As far as I know, Gautam's and Dan's discussions of the US Civil War
are correct:
* The Fugitive Slave Act was an imposition on states' rights. It
meant a change from the previous, more or less `live and let live'
tolerance policy to a Federally imposed `you will help us kidnap
your residents' policy.
* Poor Southern whites -- most of the Confederacy's soldiers -- were
fighting to maintain their respect, which meant fighting to
maintain slavery. The South was more a shame/honor society than
the North, which as more an actions/guilt society.
Southerners maintained their social position by comparing
themselves to other people, such as slaves, and felt a loss of
honor and shame when the people previously below them socially
gained honor. Northerners, on the other hand, felt guilty when
they did not succeed. Success might only mean becoming an
independent farmer, but that was often enough.
As Robert Seeberger pointed out, these statements are just
generalities. Not all Southerners fitted them, just as not all
Northerners fitted theirs. But as a first approximation, as far as I
know, they are correct. It goes without saying that to avoid being
misled it is necessary to go further.
Gautam Mukunda wrote
How could the South have won? How about no major
offensive operations, force the North into a grinding
war of attrition and denying it any major victories
while either getting European intervention (which
almost happened) or a Democratic victory in 1864
(which _also_ almost happened, ....
The South should have followed George Washington. In the colonies'
war for independence from Great Britain, he adopted a strategy to
`wait them out' and to gain European allies. Washington's strategy
succeeded.
As far as I can see, the guerilla war against the US in Iraq is based
on the same strategy.
Gautam Mukunda wrote
Eli Whitney's invention of the cotton gin made slavery profitable
once again .... In a sense, you could say that the American Civil
War was a product of technological change ...
This is definitely true. Without the cotton gin, slavery would have
vanished.
I have often wished that automated flax weaving had been developed
earlier. Then slavery would not have been profitable.
Unfortunately for linen, I have read that automated linen weaving
requires metal looms, which were first developed in the 1820s, rather
than wood looms, which were developed a half century earlier. Is this
true?
The cotton gin became well known 1790s, shortly after the US
Constitution was negotiated. It enabled factories that used existing
weaving technology to produce inexpensive cotton goods.
Also, I have heard it said that cotton clothing is more comfortable
than linen clothing, presuming the proper fineness for both. But the
use of `linens' for underwear contradicts this claim. Does someone
know? Is this the kind of knowledge that crafts people and members of
the SCA maintain? Does any one know off hand the prices, by decade,
for equivalent cotton and linen clothes through out the 19th century?

● **EXERCISES TO COMPLETE**:
a - According to the Civil War post, what strategy did George Washington adopt in the colonies' war for independence from Great Britain?
b - Resume the Civil War post, picking up after its final sentence.

● **ENTRIES SUPPLIED**:
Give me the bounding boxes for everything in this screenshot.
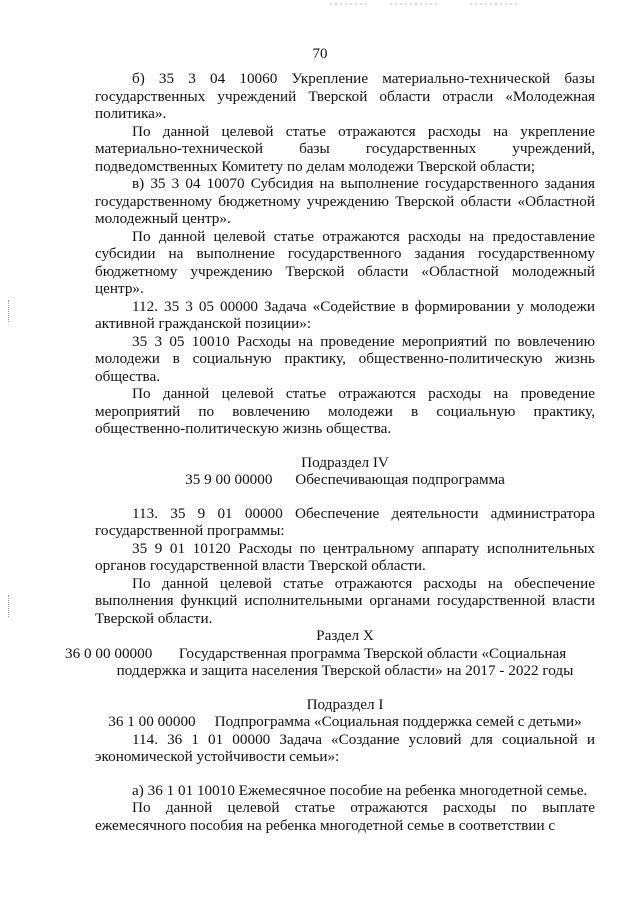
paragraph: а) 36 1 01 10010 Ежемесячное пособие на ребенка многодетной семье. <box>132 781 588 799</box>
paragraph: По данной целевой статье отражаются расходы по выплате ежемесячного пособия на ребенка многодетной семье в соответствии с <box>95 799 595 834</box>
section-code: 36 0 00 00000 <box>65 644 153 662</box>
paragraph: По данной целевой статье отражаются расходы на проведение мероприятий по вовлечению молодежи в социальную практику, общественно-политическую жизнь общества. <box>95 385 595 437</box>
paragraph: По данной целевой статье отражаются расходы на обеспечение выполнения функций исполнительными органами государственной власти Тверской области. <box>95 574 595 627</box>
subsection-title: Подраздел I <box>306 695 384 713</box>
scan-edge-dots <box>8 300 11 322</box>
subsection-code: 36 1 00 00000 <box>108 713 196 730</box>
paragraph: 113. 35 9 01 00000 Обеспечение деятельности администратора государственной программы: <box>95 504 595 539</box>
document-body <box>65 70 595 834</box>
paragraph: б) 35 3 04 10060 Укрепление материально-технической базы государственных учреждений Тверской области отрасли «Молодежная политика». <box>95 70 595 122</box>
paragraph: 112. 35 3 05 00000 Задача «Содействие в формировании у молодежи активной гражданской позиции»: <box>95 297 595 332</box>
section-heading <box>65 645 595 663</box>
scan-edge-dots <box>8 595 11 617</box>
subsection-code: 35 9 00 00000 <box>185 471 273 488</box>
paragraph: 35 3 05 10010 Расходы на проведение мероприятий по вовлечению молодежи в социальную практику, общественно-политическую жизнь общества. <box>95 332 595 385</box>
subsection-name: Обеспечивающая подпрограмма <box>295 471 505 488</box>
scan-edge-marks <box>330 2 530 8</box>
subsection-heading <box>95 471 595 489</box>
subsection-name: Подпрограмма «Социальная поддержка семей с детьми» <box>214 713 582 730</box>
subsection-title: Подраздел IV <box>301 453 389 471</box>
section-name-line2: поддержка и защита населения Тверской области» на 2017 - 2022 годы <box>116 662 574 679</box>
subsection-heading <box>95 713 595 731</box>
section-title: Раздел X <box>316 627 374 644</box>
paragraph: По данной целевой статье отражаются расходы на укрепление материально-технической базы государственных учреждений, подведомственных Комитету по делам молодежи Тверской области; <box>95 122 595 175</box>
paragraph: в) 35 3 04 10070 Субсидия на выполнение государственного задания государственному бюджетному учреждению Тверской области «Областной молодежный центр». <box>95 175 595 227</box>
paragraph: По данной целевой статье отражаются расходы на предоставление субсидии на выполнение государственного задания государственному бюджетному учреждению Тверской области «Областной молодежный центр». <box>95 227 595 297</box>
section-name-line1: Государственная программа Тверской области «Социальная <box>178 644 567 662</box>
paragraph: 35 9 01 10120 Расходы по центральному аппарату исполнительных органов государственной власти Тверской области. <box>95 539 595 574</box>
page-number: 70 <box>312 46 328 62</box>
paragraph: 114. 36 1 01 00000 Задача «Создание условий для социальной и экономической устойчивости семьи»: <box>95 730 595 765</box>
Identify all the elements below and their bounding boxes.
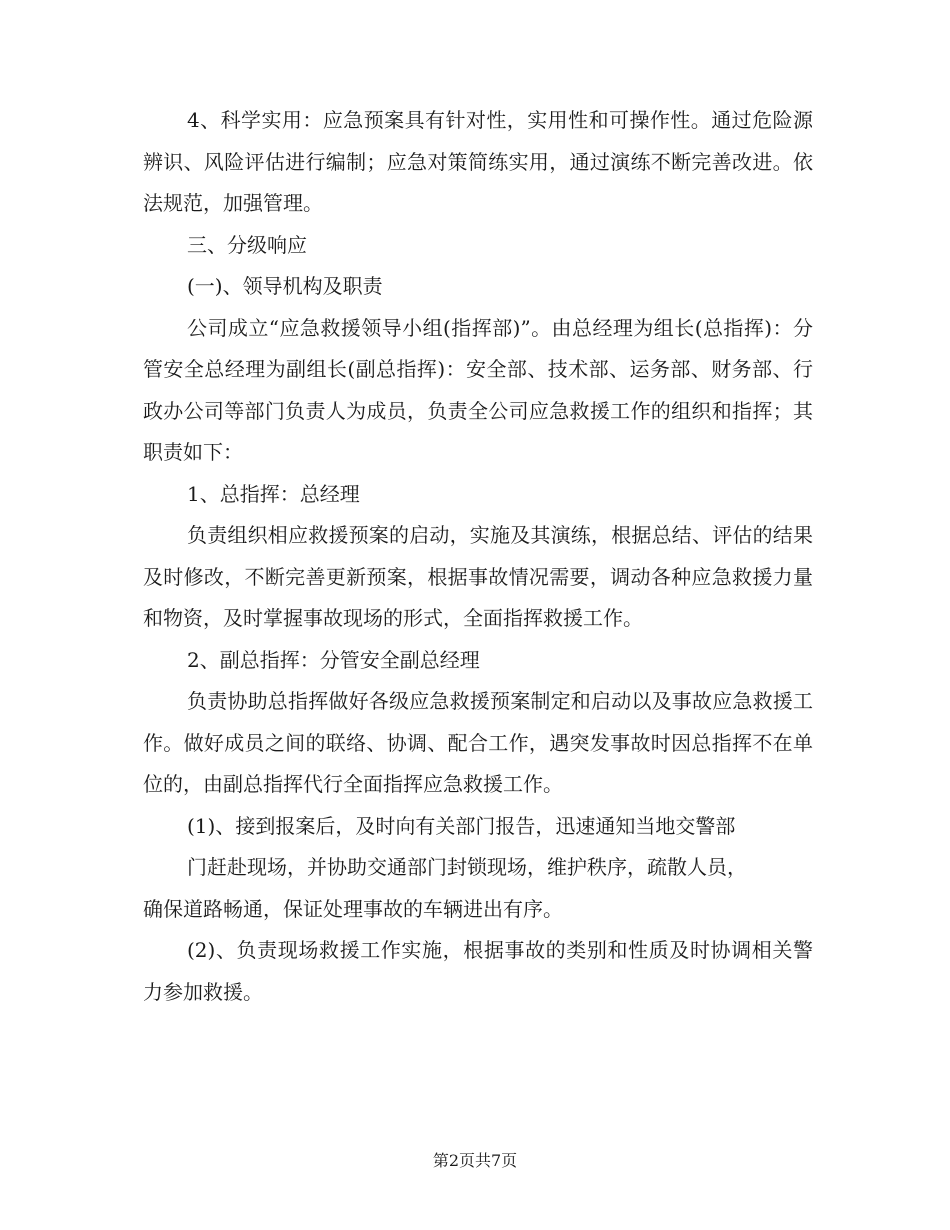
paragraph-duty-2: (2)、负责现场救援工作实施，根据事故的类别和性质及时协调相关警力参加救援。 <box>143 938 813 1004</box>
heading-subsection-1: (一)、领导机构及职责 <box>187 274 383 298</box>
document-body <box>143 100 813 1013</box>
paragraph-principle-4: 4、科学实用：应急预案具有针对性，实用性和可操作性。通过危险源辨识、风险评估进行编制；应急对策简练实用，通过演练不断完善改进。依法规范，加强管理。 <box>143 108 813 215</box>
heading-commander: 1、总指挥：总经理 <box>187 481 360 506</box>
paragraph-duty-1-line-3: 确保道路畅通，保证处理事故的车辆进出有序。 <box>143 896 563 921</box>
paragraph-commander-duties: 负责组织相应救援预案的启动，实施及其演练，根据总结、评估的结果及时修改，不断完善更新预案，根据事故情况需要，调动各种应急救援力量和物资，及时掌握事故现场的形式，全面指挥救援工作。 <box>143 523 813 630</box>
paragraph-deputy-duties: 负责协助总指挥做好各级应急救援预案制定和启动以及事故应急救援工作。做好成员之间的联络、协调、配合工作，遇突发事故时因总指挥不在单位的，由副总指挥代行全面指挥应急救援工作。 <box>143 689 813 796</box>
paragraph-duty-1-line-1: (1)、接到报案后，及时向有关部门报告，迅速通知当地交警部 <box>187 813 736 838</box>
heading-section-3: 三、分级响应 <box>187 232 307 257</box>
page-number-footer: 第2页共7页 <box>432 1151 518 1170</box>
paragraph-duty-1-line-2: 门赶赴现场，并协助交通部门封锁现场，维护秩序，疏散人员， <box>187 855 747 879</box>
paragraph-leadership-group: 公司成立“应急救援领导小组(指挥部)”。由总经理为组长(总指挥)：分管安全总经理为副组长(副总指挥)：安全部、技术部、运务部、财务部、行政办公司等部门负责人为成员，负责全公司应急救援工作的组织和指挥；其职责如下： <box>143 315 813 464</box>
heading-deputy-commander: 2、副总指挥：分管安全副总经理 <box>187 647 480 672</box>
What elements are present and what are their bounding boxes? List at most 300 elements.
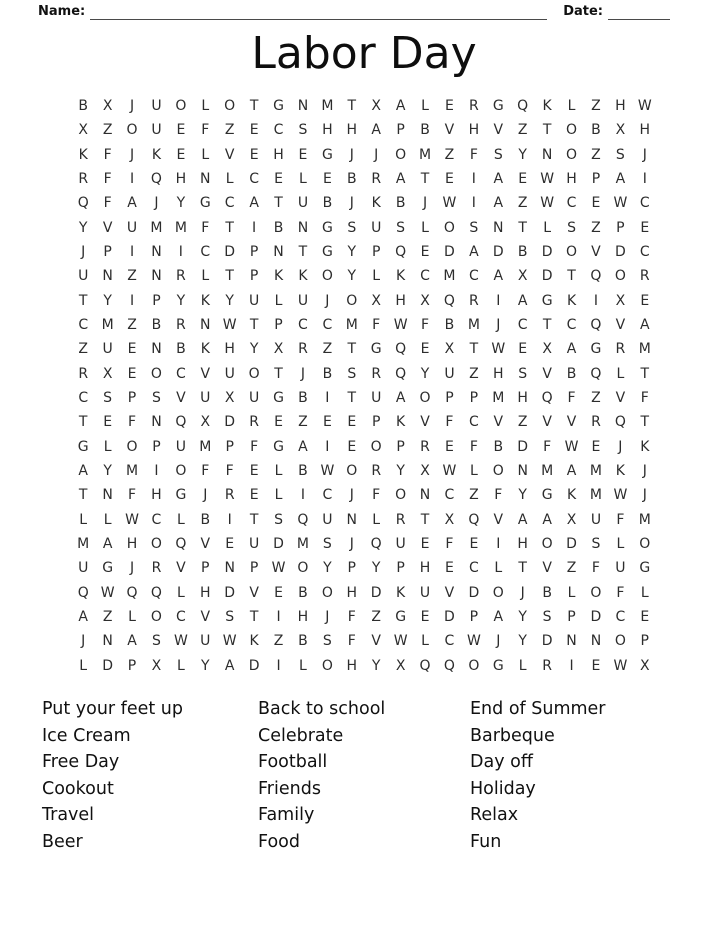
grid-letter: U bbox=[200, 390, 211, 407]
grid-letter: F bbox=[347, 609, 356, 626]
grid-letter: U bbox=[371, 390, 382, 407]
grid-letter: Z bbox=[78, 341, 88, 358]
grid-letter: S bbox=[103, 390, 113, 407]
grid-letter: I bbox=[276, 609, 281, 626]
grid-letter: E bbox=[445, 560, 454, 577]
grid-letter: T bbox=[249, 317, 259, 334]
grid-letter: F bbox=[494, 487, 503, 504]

● **SET OF ANSWERS**:
a - He adopted a strategy to "wait them out" and to gain European allies.

b -
My vague memory is that cotton clothes became and stayed cheaper than
linen clothes, which was the reverse of previous centuries.
As for the point that the Northern government did too little to help
the former slaves after the Civil War: I think that is true.
The famous phrase is that the Northern government was going to give
former slaves `40 acres and a mule'.
On the one hand, it may have been impossible for the North to provide
mules, on account there not being enough of them (I don't know). Does
any one know how many mules there were and what the demand might have
been, both for mules and for whatever else former slave settlers would
have needed?
On the other hand, however, the Union government could have given each
work group or family 120 acres round about the 100th line of longitude
(i.e., at the approximate western end of the range in which
non-irrigated agriculture is possible using 1860s technology). I fear
that white northern farmers prevented this action, because they feared
that former slaves would out compete them.
Side query: I remember that Aristotle wrote that he favored slavery,
"until the shuttle" could "weave by itself'. However, I have not been
able to find the reference, although I have searched through a good
number of (English-language) books. Does anyone know the reference?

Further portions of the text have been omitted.